EXERCISE - Every line with the word "углеводородов" in it should be extracted from the data that follows.

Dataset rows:
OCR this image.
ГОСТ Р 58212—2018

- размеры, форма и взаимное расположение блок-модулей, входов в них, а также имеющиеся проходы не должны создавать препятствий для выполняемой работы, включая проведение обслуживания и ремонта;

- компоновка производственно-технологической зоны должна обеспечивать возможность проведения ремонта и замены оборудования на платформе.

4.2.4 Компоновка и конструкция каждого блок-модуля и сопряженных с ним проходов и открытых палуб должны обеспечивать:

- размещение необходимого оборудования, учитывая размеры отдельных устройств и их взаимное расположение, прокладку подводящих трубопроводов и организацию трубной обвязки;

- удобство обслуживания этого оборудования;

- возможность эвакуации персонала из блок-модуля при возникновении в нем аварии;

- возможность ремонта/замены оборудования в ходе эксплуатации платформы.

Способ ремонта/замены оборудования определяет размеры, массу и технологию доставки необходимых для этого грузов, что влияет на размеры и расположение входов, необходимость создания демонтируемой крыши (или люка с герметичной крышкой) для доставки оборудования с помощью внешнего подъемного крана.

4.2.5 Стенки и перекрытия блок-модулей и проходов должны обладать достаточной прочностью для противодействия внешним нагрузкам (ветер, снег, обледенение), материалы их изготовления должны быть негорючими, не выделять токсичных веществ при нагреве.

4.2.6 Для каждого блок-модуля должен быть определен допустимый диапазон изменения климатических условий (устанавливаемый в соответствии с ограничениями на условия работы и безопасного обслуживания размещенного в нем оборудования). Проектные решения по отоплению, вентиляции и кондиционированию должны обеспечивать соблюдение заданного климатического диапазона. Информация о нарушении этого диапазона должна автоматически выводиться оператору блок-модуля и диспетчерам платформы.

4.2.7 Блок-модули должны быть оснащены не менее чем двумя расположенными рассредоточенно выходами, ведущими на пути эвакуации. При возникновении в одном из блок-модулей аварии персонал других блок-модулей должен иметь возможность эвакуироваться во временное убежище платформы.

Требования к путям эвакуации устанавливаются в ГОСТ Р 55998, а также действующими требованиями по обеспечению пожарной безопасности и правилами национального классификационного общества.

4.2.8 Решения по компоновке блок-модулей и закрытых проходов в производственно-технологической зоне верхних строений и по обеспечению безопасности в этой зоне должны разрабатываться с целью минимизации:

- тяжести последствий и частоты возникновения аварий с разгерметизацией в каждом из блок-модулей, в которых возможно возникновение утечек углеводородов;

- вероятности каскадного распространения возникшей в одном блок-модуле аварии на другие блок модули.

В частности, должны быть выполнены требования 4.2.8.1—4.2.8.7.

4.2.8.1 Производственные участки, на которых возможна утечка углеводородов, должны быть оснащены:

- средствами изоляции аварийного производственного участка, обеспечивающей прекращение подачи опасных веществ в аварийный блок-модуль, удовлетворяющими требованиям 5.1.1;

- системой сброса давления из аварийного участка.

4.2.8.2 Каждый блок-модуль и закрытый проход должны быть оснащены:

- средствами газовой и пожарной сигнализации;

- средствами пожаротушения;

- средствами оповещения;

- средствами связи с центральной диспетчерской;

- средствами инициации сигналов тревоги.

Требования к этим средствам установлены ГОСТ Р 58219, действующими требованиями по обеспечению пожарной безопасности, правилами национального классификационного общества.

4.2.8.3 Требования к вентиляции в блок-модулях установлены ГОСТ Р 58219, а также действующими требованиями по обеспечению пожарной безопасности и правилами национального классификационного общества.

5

EXERCISE RESPONSE -
- тяжести последствий и частоты возникновения аварий с разгерметизацией в каждом из блок-модулей, в которых возможно возникновение утечек углеводородов;
4.2.8.1 Производственные участки, на которых возможна утечка углеводородов, должны быть оснащены:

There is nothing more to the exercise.